Source material.
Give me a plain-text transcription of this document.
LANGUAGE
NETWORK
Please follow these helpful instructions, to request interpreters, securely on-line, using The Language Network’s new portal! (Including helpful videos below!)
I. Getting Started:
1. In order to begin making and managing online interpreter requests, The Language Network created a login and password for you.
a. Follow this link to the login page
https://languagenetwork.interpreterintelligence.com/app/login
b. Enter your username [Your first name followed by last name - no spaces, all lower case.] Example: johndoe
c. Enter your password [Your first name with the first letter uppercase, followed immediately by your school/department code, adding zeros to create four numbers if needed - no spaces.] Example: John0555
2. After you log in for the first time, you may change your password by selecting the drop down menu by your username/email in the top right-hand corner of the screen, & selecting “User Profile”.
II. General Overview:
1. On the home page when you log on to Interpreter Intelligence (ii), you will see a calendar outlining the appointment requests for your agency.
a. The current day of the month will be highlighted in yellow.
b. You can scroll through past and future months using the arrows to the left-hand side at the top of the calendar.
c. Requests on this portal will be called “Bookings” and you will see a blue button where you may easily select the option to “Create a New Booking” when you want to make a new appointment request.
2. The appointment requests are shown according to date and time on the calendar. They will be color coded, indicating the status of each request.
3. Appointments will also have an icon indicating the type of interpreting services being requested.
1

Required task.
Reproduce each line of the material above precisely.

Full answer.
Give me a plain-text transcription of this document.
LANGUAGE
NETWORK
Please follow these helpful instructions, to request interpreters, securely on-line, using The Language Network’s new portal! (Including helpful videos below!)
I. Getting Started:
1. In order to begin making and managing online interpreter requests, The Language Network created a login and password for you.
a. Follow this link to the login page
https://languagenetwork.interpreterintelligence.com/app/login
b. Enter your username [Your first name followed by last name - no spaces, all lower case.] Example: johndoe
c. Enter your password [Your first name with the first letter uppercase, followed immediately by your school/department code, adding zeros to create four numbers if needed - no spaces.] Example: John0555
2. After you log in for the first time, you may change your password by selecting the drop down menu by your username/email in the top right-hand corner of the screen, & selecting “User Profile”.
II. General Overview:
1. On the home page when you log on to Interpreter Intelligence (ii), you will see a calendar outlining the appointment requests for your agency.
a. The current day of the month will be highlighted in yellow.
b. You can scroll through past and future months using the arrows to the left-hand side at the top of the calendar.
c. Requests on this portal will be called “Bookings” and you will see a blue button where you may easily select the option to “Create a New Booking” when you want to make a new appointment request.
2. The appointment requests are shown according to date and time on the calendar. They will be color coded, indicating the status of each request.
3. Appointments will also have an icon indicating the type of interpreting services being requested.
1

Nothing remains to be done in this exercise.